++++ Text segment ++++

Ukrainian cyber-security experts Viktor Zhora and Nikolay Koval were able to identify the malware that was used to load a graphic faking the results of the elections onto a Ukrainian election commission server. This fake image was then used by the Russian TV channels to spread lies that the “ultra-rights won Ukrainian parliamentary elections” in 2014.
The EU takes the position that “attribution to a state or a non-state actor remains a sovereign political decision based on all-source intelligence and should be established in accordance with international law of state responsibility.”
Outsourced Kremlin cyber-operations: what are the risks?
There are plenty of risks for the Kremlin and any other state that plans cyber-attacks using the money of its taxpayers. Firstly, cyber operations embroil such countries in real-world scandals that undermine rather than advance their own policy goals as well as weakens international cooperation on the issues of global importance. Secondly, cross-border operations are hard to control, and the mistakes done by hackers can escalate quickly. And thirdly, cyber-criminals may hit back – they may reveal the names of those for whom they work or leak any other information.
Risks for companies
IT firms who willingly accept the job offer originated in the Kremlin, compromise their overall commercial and reputational gains. Thus, in 2014, the Italian company Hacking Team” lost its export license because it sold iPhone hacking software to Advanced Monitoring, a Russian firm working with the FSB. Also, misleading information about who is behind certain public information campaigns can lead to social media pages with millions of followers being taken down, like in the case of Maffick Media.
Hacked emails of the Russian company Oday Technologies revealed that they helped Russian secret services to conduct their activities in the cyberspace. Such cooperation erodes trust in the company when revealed.
At the same, other Russian companies like Kaspersky Lab want to show that they “distance” themselves from the Kremlin after allegations of Kremlin spying.

++++

== Problem requirements ==
Reproduce the passage on Kremlin cyber-operations word for word, everything from "Outsourced Kremlin cyber-operations: what" down to "any other information.".

++++ Dataset extract ++++

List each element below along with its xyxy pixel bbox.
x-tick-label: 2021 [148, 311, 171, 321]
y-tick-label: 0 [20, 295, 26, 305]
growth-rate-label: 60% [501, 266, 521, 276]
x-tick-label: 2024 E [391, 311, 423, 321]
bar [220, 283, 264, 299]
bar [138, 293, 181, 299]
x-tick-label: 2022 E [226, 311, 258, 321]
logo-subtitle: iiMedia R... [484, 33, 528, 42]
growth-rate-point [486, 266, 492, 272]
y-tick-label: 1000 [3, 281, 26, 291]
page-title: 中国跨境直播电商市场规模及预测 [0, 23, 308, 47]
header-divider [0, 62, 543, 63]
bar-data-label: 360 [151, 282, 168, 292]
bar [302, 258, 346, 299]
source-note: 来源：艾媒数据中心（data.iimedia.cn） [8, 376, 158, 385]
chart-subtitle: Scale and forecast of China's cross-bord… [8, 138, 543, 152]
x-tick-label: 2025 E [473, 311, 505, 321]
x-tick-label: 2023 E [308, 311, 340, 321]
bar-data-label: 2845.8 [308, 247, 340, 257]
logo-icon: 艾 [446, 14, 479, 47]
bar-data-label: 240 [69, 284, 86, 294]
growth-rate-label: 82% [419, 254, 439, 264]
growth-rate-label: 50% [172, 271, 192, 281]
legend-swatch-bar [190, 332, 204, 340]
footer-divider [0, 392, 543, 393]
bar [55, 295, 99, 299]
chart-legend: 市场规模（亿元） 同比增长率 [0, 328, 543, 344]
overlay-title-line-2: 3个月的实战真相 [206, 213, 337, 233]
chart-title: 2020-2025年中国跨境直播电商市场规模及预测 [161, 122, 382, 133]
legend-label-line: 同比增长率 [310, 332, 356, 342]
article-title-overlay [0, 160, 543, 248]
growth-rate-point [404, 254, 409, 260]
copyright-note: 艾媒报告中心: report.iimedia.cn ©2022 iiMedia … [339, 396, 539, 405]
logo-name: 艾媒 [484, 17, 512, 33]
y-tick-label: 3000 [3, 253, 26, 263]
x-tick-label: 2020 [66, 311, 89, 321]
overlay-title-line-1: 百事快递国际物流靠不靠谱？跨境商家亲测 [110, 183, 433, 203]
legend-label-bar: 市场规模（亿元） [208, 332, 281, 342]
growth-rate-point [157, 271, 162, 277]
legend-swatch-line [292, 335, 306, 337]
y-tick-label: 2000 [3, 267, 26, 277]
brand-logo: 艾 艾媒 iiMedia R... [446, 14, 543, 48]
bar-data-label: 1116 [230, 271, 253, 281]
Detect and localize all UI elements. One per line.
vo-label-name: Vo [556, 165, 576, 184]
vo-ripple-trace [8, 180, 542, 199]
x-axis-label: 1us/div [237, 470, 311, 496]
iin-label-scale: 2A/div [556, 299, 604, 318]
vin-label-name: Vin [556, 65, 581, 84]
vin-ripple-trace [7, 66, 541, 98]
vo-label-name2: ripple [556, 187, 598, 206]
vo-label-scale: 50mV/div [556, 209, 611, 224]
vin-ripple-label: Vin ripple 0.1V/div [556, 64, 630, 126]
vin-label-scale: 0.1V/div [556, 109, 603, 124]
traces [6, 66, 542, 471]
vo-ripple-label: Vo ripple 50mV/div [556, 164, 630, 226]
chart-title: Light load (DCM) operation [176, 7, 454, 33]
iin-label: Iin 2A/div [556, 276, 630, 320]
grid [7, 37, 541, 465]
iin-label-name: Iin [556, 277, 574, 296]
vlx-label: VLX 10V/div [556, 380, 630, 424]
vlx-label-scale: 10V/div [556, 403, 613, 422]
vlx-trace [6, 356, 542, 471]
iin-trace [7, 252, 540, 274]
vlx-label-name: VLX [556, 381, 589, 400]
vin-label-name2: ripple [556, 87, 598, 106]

++++

== Solution to the exercise ==
Outsourced Kremlin cyber-operations: what are the risks?
There are plenty of risks for the Kremlin and any other state that plans cyber-attacks using the money of its taxpayers. Firstly, cyber operations embroil such countries in real-world scandals that undermine rather than advance their own policy goals as well as weakens international cooperation on the issues of global importance. Secondly, cross-border operations are hard to control, and the mistakes done by hackers can escalate quickly. And thirdly, cyber-criminals may hit back – they may reveal the names of those for whom they work or leak any other information.